ROWS:

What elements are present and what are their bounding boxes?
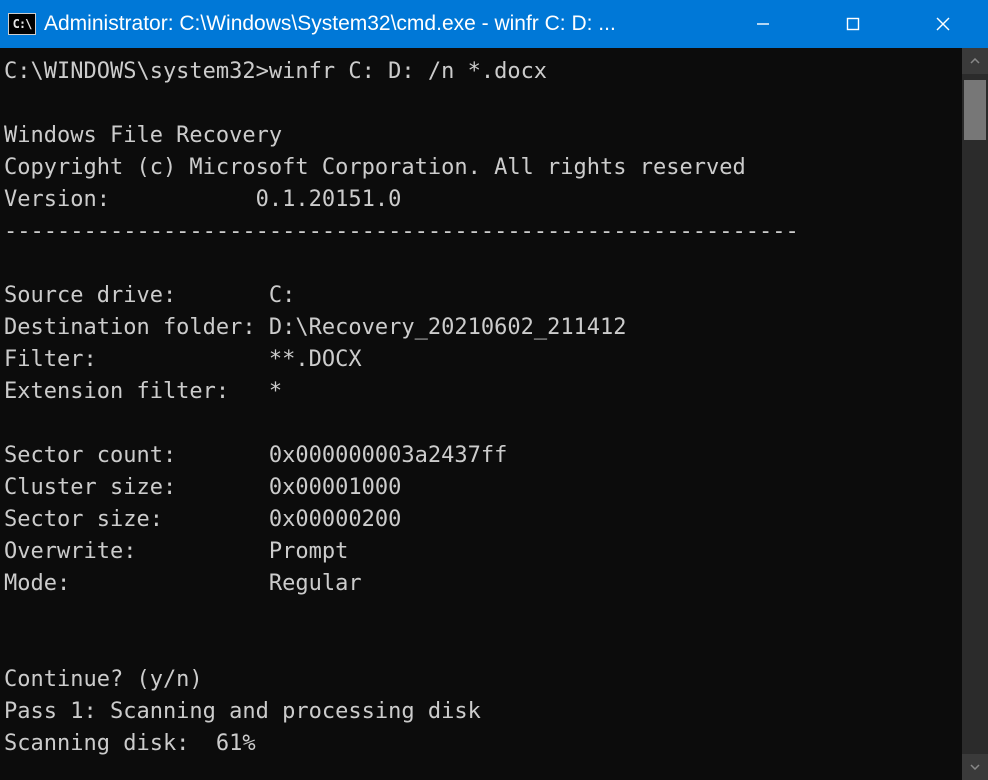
client-area: C:\WINDOWS\system32>winfr C: D: /n *.doc… [0, 48, 988, 780]
mode-label: Mode: [4, 571, 70, 596]
sector-count-label: Sector count: [4, 443, 176, 468]
vertical-scrollbar[interactable] [962, 48, 988, 780]
source-drive-label: Source drive: [4, 283, 176, 308]
scroll-thumb[interactable] [964, 80, 986, 140]
app-icon: C:\ [8, 13, 36, 35]
titlebar[interactable]: C:\ Administrator: C:\Windows\System32\c… [0, 0, 988, 48]
sector-size-label: Sector size: [4, 507, 163, 532]
scroll-track[interactable] [962, 74, 988, 754]
scroll-up-arrow[interactable] [962, 48, 988, 74]
command-text: winfr C: D: /n *.docx [269, 59, 547, 84]
version-label: Version: [4, 187, 110, 212]
chevron-down-icon [970, 764, 980, 770]
header-app: Windows File Recovery [4, 123, 282, 148]
version-value: 0.1.20151.0 [256, 187, 402, 212]
console-output[interactable]: C:\WINDOWS\system32>winfr C: D: /n *.doc… [0, 48, 962, 780]
sector-size-value: 0x00000200 [269, 507, 401, 532]
chevron-up-icon [970, 58, 980, 64]
continue-prompt: Continue? (y/n) [4, 667, 203, 692]
minimize-button[interactable] [718, 0, 808, 48]
source-drive-value: C: [269, 283, 296, 308]
close-icon [935, 16, 951, 32]
ext-filter-value: * [269, 379, 282, 404]
filter-label: Filter: [4, 347, 97, 372]
close-button[interactable] [898, 0, 988, 48]
maximize-button[interactable] [808, 0, 898, 48]
cluster-size-value: 0x00001000 [269, 475, 401, 500]
separator: ----------------------------------------… [4, 219, 799, 244]
cmd-window: C:\ Administrator: C:\Windows\System32\c… [0, 0, 988, 780]
pass-line: Pass 1: Scanning and processing disk [4, 699, 481, 724]
app-icon-text: C:\ [13, 17, 32, 31]
window-title: Administrator: C:\Windows\System32\cmd.e… [44, 12, 616, 36]
sector-count-value: 0x000000003a2437ff [269, 443, 507, 468]
overwrite-value: Prompt [269, 539, 348, 564]
dest-folder-value: D:\Recovery_20210602_211412 [269, 315, 627, 340]
mode-value: Regular [269, 571, 362, 596]
minimize-icon [756, 17, 770, 31]
overwrite-label: Overwrite: [4, 539, 136, 564]
prompt: C:\WINDOWS\system32> [4, 59, 269, 84]
header-copyright: Copyright (c) Microsoft Corporation. All… [4, 155, 746, 180]
maximize-icon [846, 17, 860, 31]
cluster-size-label: Cluster size: [4, 475, 176, 500]
ext-filter-label: Extension filter: [4, 379, 229, 404]
filter-value: **.DOCX [269, 347, 362, 372]
scroll-down-arrow[interactable] [962, 754, 988, 780]
dest-folder-label: Destination folder: [4, 315, 256, 340]
scanning-line: Scanning disk: 61% [4, 731, 256, 756]
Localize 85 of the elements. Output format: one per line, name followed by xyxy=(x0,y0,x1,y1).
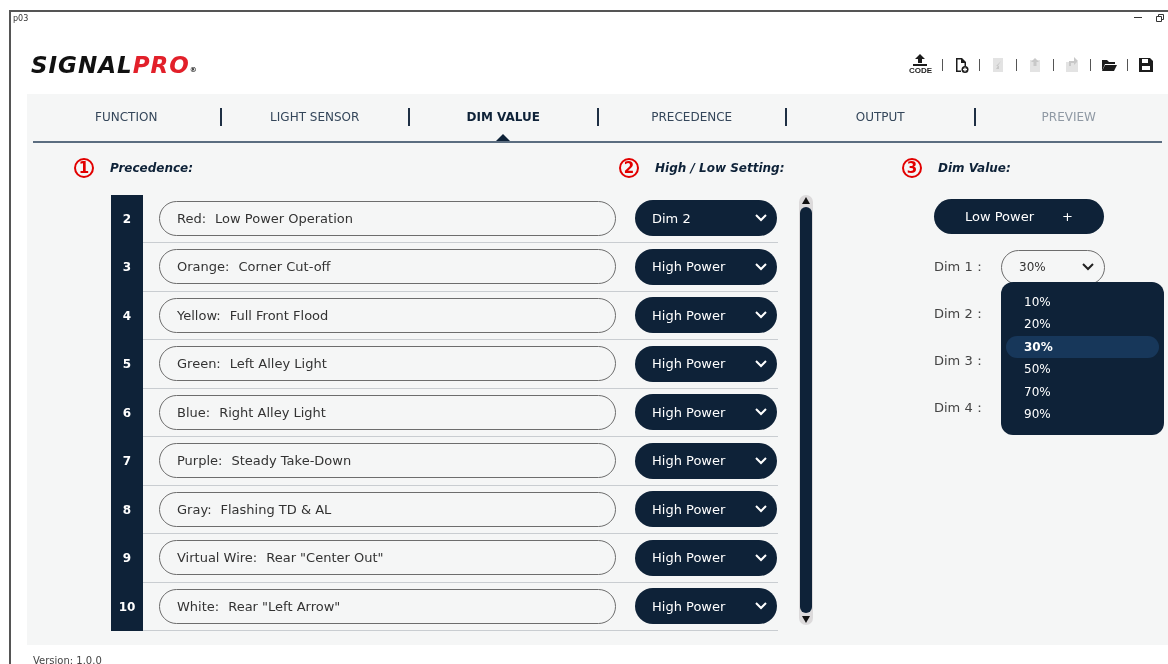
setting-select[interactable]: High Power xyxy=(635,248,777,285)
color-label: Green: xyxy=(177,356,221,372)
new-file-icon xyxy=(953,56,969,73)
restore-icon[interactable] xyxy=(1156,14,1164,22)
color-label: Purple: xyxy=(177,453,223,469)
share-icon xyxy=(1064,56,1080,73)
function-label: Right Alley Light xyxy=(219,404,326,420)
window-title: p03 xyxy=(13,14,29,23)
color-label: Virtual Wire: xyxy=(177,550,258,566)
chevron-down-icon xyxy=(755,359,767,368)
step-number: 2 xyxy=(619,157,639,178)
scroll-down-icon[interactable] xyxy=(802,615,810,623)
color-label: Blue: xyxy=(177,404,211,420)
setting-select[interactable]: High Power xyxy=(635,442,777,479)
pointer-icon xyxy=(496,133,511,141)
setting-select[interactable]: Dim 2 xyxy=(635,200,777,237)
setting-select[interactable]: High Power xyxy=(635,345,777,382)
chevron-down-icon xyxy=(755,505,767,514)
setting-select[interactable]: High Power xyxy=(635,297,777,334)
save-icon xyxy=(1138,56,1154,73)
dim-label: Dim 4： xyxy=(934,399,987,417)
setting-select[interactable]: High Power xyxy=(635,539,777,576)
step-number: 1 xyxy=(74,157,94,178)
step-number: 3 xyxy=(902,157,922,178)
scrollbar[interactable] xyxy=(799,194,813,625)
dim-label: Dim 1： xyxy=(934,258,987,276)
precedence-number: 9 xyxy=(111,534,143,583)
dim-label: Dim 2： xyxy=(934,305,987,323)
dropdown-option[interactable]: 90% xyxy=(1006,403,1159,426)
precedence-number: 4 xyxy=(111,291,143,340)
scroll-up-icon[interactable] xyxy=(802,196,810,204)
precedence-number: 10 xyxy=(111,582,143,631)
export-icon xyxy=(1027,56,1043,73)
minimize-icon[interactable] xyxy=(1134,17,1142,19)
new-file-button[interactable] xyxy=(953,56,969,73)
tab[interactable]: FUNCTION xyxy=(33,93,220,141)
section-title: Dim Value: xyxy=(938,160,1011,175)
dropdown-option[interactable]: 70% xyxy=(1006,380,1159,403)
dim-label: Dim 3： xyxy=(934,352,987,370)
color-label: White: xyxy=(177,598,220,614)
chevron-down-icon xyxy=(755,553,767,562)
upload-button[interactable]: CODE xyxy=(908,54,932,76)
dropdown-option[interactable]: 50% xyxy=(1006,358,1159,381)
tab[interactable]: LIGHT SENSOR xyxy=(221,93,408,141)
function-label: Left Alley Light xyxy=(229,356,327,372)
setting-select[interactable]: High Power xyxy=(635,394,777,431)
section-title: Precedence: xyxy=(110,160,194,175)
upload-icon xyxy=(912,54,929,67)
setting-select[interactable]: High Power xyxy=(635,491,777,528)
function-label: Flashing TD & AL xyxy=(220,501,332,517)
precedence-number: 8 xyxy=(111,485,143,534)
tab[interactable]: OUTPUT xyxy=(787,93,974,141)
chevron-down-icon xyxy=(755,262,767,271)
precedence-number: 7 xyxy=(111,437,143,486)
chevron-down-icon xyxy=(755,602,767,611)
setting-select[interactable]: High Power xyxy=(635,588,777,625)
low-power-button[interactable]: Low Power + xyxy=(934,198,1104,234)
dim-select[interactable]: 30% xyxy=(1001,249,1105,285)
color-label: Gray: xyxy=(177,501,212,517)
function-label: Rear "Left Arrow" xyxy=(228,598,341,614)
color-label: Red: xyxy=(177,210,207,226)
dropdown-option[interactable]: 30% xyxy=(1006,335,1159,358)
save-button[interactable] xyxy=(1138,56,1154,73)
dropdown-option[interactable]: 10% xyxy=(1006,290,1159,313)
chevron-down-icon xyxy=(755,214,767,223)
version-text: Version: 1.0.0 xyxy=(33,655,103,664)
function-label: Full Front Flood xyxy=(229,307,329,323)
color-label: Yellow: xyxy=(177,307,221,323)
function-label: Rear "Center Out" xyxy=(266,550,384,566)
dropdown-option[interactable]: 20% xyxy=(1006,313,1159,336)
chevron-down-icon xyxy=(755,456,767,465)
chevron-down-icon xyxy=(1082,263,1094,271)
tab[interactable]: PRECEDENCE xyxy=(598,93,785,141)
function-label: Low Power Operation xyxy=(215,210,353,226)
color-label: Orange: xyxy=(177,259,230,275)
tab[interactable]: DIM VALUE xyxy=(410,93,597,141)
chevron-down-icon xyxy=(755,408,767,417)
precedence-number: 5 xyxy=(111,340,143,389)
function-label: Corner Cut-off xyxy=(238,259,331,275)
chevron-down-icon xyxy=(755,311,767,320)
section-title: High / Low Setting: xyxy=(655,160,785,175)
precedence-number: 3 xyxy=(111,243,143,292)
function-label: Steady Take-Down xyxy=(231,453,352,469)
precedence-number: 6 xyxy=(111,388,143,437)
precedence-number: 2 xyxy=(111,194,143,243)
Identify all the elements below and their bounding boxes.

REQUIRED TASK: Reproduce the listing lines verbatim, from the line with "setting-select[interactable]: High Power xyxy=(635,248,777,285)" to the line with "step-number: 2 xyxy=(619,157,639,178)", with both end lines included.

FULL SOLUTION:
setting-select[interactable]: High Power xyxy=(635,248,777,285)
color-label: Green: xyxy=(177,356,221,372)
new-file-icon xyxy=(953,56,969,73)
restore-icon[interactable] xyxy=(1156,14,1164,22)
color-label: Purple: xyxy=(177,453,223,469)
share-icon xyxy=(1064,56,1080,73)
function-label: Right Alley Light xyxy=(219,404,326,420)
window-title: p03 xyxy=(13,14,29,23)
color-label: Virtual Wire: xyxy=(177,550,258,566)
chevron-down-icon xyxy=(755,359,767,368)
step-number: 2 xyxy=(619,157,639,178)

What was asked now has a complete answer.